Your task is to retype each line of the data below exactly.

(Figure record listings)
★ ★ ★ ★ ★ ★ ★
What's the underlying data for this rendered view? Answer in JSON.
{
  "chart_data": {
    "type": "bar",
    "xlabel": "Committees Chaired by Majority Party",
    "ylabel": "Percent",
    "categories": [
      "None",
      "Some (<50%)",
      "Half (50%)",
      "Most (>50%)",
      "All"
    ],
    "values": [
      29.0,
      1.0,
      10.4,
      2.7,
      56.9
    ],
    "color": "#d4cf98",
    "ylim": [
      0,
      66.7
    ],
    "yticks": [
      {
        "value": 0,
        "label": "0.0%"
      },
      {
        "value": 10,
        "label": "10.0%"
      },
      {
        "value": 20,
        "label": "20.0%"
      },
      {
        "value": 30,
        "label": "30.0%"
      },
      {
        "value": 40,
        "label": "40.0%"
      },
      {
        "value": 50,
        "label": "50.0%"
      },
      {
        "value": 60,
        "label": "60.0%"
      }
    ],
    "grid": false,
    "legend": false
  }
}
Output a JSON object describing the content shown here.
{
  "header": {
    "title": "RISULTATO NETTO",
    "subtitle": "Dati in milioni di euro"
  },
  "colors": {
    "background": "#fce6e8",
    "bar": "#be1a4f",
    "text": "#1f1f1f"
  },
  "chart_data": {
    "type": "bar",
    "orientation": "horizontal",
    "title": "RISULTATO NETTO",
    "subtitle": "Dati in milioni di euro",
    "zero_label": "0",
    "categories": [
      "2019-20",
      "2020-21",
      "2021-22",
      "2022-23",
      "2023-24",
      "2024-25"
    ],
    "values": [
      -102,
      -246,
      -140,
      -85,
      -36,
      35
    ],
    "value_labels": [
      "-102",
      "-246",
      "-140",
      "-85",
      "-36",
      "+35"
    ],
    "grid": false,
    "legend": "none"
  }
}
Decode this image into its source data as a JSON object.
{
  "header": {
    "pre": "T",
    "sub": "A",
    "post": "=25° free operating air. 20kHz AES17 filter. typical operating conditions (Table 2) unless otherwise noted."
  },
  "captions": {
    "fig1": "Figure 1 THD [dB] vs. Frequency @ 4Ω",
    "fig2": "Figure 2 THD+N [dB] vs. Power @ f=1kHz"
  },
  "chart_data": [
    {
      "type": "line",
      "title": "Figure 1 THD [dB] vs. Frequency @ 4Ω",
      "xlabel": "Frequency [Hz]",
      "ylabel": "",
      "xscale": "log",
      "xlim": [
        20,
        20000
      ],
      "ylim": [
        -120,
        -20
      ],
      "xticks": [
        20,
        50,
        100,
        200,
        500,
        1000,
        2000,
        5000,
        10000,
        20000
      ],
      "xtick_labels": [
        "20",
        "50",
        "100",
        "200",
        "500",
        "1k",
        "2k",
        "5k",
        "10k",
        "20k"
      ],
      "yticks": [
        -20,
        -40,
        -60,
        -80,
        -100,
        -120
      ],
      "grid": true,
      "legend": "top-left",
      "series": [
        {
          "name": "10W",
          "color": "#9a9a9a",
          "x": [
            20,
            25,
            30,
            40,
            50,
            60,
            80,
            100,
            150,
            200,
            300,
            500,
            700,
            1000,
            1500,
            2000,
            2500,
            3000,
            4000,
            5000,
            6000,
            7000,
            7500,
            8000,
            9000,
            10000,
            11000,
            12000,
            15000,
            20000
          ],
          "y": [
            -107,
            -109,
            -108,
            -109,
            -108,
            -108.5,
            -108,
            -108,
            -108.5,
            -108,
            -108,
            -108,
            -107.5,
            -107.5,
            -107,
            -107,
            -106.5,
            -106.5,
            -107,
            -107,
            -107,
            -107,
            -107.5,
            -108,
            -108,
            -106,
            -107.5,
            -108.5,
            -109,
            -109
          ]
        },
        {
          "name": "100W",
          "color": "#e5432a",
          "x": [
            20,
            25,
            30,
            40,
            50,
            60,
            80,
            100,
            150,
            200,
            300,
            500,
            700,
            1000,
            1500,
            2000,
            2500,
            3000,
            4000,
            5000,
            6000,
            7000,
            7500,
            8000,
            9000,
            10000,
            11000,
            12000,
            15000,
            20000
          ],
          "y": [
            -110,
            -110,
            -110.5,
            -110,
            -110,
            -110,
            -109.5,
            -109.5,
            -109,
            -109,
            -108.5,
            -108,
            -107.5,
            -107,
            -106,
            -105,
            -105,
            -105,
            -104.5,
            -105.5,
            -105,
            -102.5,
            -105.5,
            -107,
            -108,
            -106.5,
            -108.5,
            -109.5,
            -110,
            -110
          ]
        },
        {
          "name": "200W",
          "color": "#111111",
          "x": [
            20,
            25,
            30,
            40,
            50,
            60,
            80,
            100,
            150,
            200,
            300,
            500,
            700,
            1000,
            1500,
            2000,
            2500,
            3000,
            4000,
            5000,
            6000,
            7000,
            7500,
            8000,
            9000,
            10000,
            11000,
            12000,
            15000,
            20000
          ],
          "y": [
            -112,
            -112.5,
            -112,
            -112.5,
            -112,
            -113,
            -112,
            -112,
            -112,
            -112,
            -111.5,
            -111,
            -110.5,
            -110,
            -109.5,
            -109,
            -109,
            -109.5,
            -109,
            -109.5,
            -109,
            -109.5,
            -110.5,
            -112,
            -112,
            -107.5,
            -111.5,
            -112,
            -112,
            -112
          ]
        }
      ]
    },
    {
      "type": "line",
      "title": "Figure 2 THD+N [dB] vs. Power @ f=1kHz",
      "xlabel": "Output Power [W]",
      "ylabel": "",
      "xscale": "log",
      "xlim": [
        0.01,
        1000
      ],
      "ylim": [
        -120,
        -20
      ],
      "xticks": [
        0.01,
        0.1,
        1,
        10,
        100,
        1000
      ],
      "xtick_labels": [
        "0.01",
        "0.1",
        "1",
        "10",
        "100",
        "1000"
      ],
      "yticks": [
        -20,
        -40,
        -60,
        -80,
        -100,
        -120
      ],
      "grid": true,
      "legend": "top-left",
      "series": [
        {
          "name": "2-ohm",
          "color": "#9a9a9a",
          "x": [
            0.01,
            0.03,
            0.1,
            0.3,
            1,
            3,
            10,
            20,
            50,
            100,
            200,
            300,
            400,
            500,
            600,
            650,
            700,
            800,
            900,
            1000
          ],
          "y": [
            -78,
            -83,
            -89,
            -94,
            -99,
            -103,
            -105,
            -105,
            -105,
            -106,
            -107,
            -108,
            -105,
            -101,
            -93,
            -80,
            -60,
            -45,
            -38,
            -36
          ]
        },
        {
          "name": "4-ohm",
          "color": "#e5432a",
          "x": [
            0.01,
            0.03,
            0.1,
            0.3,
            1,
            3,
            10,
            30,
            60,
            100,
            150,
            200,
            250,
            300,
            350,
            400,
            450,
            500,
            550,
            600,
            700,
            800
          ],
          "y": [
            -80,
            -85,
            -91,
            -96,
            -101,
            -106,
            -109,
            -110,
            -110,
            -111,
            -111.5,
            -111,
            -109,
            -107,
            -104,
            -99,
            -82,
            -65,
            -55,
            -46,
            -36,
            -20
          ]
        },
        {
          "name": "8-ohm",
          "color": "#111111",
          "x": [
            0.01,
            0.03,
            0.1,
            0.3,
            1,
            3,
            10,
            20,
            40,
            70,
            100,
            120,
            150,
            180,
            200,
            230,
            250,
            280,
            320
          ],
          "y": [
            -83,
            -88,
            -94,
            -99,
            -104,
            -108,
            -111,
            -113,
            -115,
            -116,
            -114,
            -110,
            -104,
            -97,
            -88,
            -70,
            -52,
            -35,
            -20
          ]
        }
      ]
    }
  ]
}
★ ★ ★ ★ ★ ★ ★
## Response below
What's the underlying data for this rendered view? Answer in JSON.
{
  "chart_data": {
    "type": "bar",
    "xlabel": "Committees Chaired by Majority Party",
    "ylabel": "Percent",
    "categories": [
      "None",
      "Some (<50%)",
      "Half (50%)",
      "Most (>50%)",
      "All"
    ],
    "values": [
      29.0,
      1.0,
      10.4,
      2.7,
      56.9
    ],
    "color": "#d4cf98",
    "ylim": [
      0,
      66.7
    ],
    "yticks": [
      {
        "value": 0,
        "label": "0.0%"
      },
      {
        "value": 10,
        "label": "10.0%"
      },
      {
        "value": 20,
        "label": "20.0%"
      },
      {
        "value": 30,
        "label": "30.0%"
      },
      {
        "value": 40,
        "label": "40.0%"
      },
      {
        "value": 50,
        "label": "50.0%"
      },
      {
        "value": 60,
        "label": "60.0%"
      }
    ],
    "grid": false,
    "legend": false
  }
}
Output a JSON object describing the content shown here.
{
  "header": {
    "title": "RISULTATO NETTO",
    "subtitle": "Dati in milioni di euro"
  },
  "colors": {
    "background": "#fce6e8",
    "bar": "#be1a4f",
    "text": "#1f1f1f"
  },
  "chart_data": {
    "type": "bar",
    "orientation": "horizontal",
    "title": "RISULTATO NETTO",
    "subtitle": "Dati in milioni di euro",
    "zero_label": "0",
    "categories": [
      "2019-20",
      "2020-21",
      "2021-22",
      "2022-23",
      "2023-24",
      "2024-25"
    ],
    "values": [
      -102,
      -246,
      -140,
      -85,
      -36,
      35
    ],
    "value_labels": [
      "-102",
      "-246",
      "-140",
      "-85",
      "-36",
      "+35"
    ],
    "grid": false,
    "legend": "none"
  }
}
Decode this image into its source data as a JSON object.
{
  "header": {
    "pre": "T",
    "sub": "A",
    "post": "=25° free operating air. 20kHz AES17 filter. typical operating conditions (Table 2) unless otherwise noted."
  },
  "captions": {
    "fig1": "Figure 1 THD [dB] vs. Frequency @ 4Ω",
    "fig2": "Figure 2 THD+N [dB] vs. Power @ f=1kHz"
  },
  "chart_data": [
    {
      "type": "line",
      "title": "Figure 1 THD [dB] vs. Frequency @ 4Ω",
      "xlabel": "Frequency [Hz]",
      "ylabel": "",
      "xscale": "log",
      "xlim": [
        20,
        20000
      ],
      "ylim": [
        -120,
        -20
      ],
      "xticks": [
        20,
        50,
        100,
        200,
        500,
        1000,
        2000,
        5000,
        10000,
        20000
      ],
      "xtick_labels": [
        "20",
        "50",
        "100",
        "200",
        "500",
        "1k",
        "2k",
        "5k",
        "10k",
        "20k"
      ],
      "yticks": [
        -20,
        -40,
        -60,
        -80,
        -100,
        -120
      ],
      "grid": true,
      "legend": "top-left",
      "series": [
        {
          "name": "10W",
          "color": "#9a9a9a",
          "x": [
            20,
            25,
            30,
            40,
            50,
            60,
            80,
            100,
            150,
            200,
            300,
            500,
            700,
            1000,
            1500,
            2000,
            2500,
            3000,
            4000,
            5000,
            6000,
            7000,
            7500,
            8000,
            9000,
            10000,
            11000,
            12000,
            15000,
            20000
          ],
          "y": [
            -107,
            -109,
            -108,
            -109,
            -108,
            -108.5,
            -108,
            -108,
            -108.5,
            -108,
            -108,
            -108,
            -107.5,
            -107.5,
            -107,
            -107,
            -106.5,
            -106.5,
            -107,
            -107,
            -107,
            -107,
            -107.5,
            -108,
            -108,
            -106,
            -107.5,
            -108.5,
            -109,
            -109
          ]
        },
        {
          "name": "100W",
          "color": "#e5432a",
          "x": [
            20,
            25,
            30,
            40,
            50,
            60,
            80,
            100,
            150,
            200,
            300,
            500,
            700,
            1000,
            1500,
            2000,
            2500,
            3000,
            4000,
            5000,
            6000,
            7000,
            7500,
            8000,
            9000,
            10000,
            11000,
            12000,
            15000,
            20000
          ],
          "y": [
            -110,
            -110,
            -110.5,
            -110,
            -110,
            -110,
            -109.5,
            -109.5,
            -109,
            -109,
            -108.5,
            -108,
            -107.5,
            -107,
            -106,
            -105,
            -105,
            -105,
            -104.5,
            -105.5,
            -105,
            -102.5,
            -105.5,
            -107,
            -108,
            -106.5,
            -108.5,
            -109.5,
            -110,
            -110
          ]
        },
        {
          "name": "200W",
          "color": "#111111",
          "x": [
            20,
            25,
            30,
            40,
            50,
            60,
            80,
            100,
            150,
            200,
            300,
            500,
            700,
            1000,
            1500,
            2000,
            2500,
            3000,
            4000,
            5000,
            6000,
            7000,
            7500,
            8000,
            9000,
            10000,
            11000,
            12000,
            15000,
            20000
          ],
          "y": [
            -112,
            -112.5,
            -112,
            -112.5,
            -112,
            -113,
            -112,
            -112,
            -112,
            -112,
            -111.5,
            -111,
            -110.5,
            -110,
            -109.5,
            -109,
            -109,
            -109.5,
            -109,
            -109.5,
            -109,
            -109.5,
            -110.5,
            -112,
            -112,
            -107.5,
            -111.5,
            -112,
            -112,
            -112
          ]
        }
      ]
    },
    {
      "type": "line",
      "title": "Figure 2 THD+N [dB] vs. Power @ f=1kHz",
      "xlabel": "Output Power [W]",
      "ylabel": "",
      "xscale": "log",
      "xlim": [
        0.01,
        1000
      ],
      "ylim": [
        -120,
        -20
      ],
      "xticks": [
        0.01,
        0.1,
        1,
        10,
        100,
        1000
      ],
      "xtick_labels": [
        "0.01",
        "0.1",
        "1",
        "10",
        "100",
        "1000"
      ],
      "yticks": [
        -20,
        -40,
        -60,
        -80,
        -100,
        -120
      ],
      "grid": true,
      "legend": "top-left",
      "series": [
        {
          "name": "2-ohm",
          "color": "#9a9a9a",
          "x": [
            0.01,
            0.03,
            0.1,
            0.3,
            1,
            3,
            10,
            20,
            50,
            100,
            200,
            300,
            400,
            500,
            600,
            650,
            700,
            800,
            900,
            1000
          ],
          "y": [
            -78,
            -83,
            -89,
            -94,
            -99,
            -103,
            -105,
            -105,
            -105,
            -106,
            -107,
            -108,
            -105,
            -101,
            -93,
            -80,
            -60,
            -45,
            -38,
            -36
          ]
        },
        {
          "name": "4-ohm",
          "color": "#e5432a",
          "x": [
            0.01,
            0.03,
            0.1,
            0.3,
            1,
            3,
            10,
            30,
            60,
            100,
            150,
            200,
            250,
            300,
            350,
            400,
            450,
            500,
            550,
            600,
            700,
            800
          ],
          "y": [
            -80,
            -85,
            -91,
            -96,
            -101,
            -106,
            -109,
            -110,
            -110,
            -111,
            -111.5,
            -111,
            -109,
            -107,
            -104,
            -99,
            -82,
            -65,
            -55,
            -46,
            -36,
            -20
          ]
        },
        {
          "name": "8-ohm",
          "color": "#111111",
          "x": [
            0.01,
            0.03,
            0.1,
            0.3,
            1,
            3,
            10,
            20,
            40,
            70,
            100,
            120,
            150,
            180,
            200,
            230,
            250,
            280,
            320
          ],
          "y": [
            -83,
            -88,
            -94,
            -99,
            -104,
            -108,
            -111,
            -113,
            -115,
            -116,
            -114,
            -110,
            -104,
            -97,
            -88,
            -70,
            -52,
            -35,
            -20
          ]
        }
      ]
    }
  ]
}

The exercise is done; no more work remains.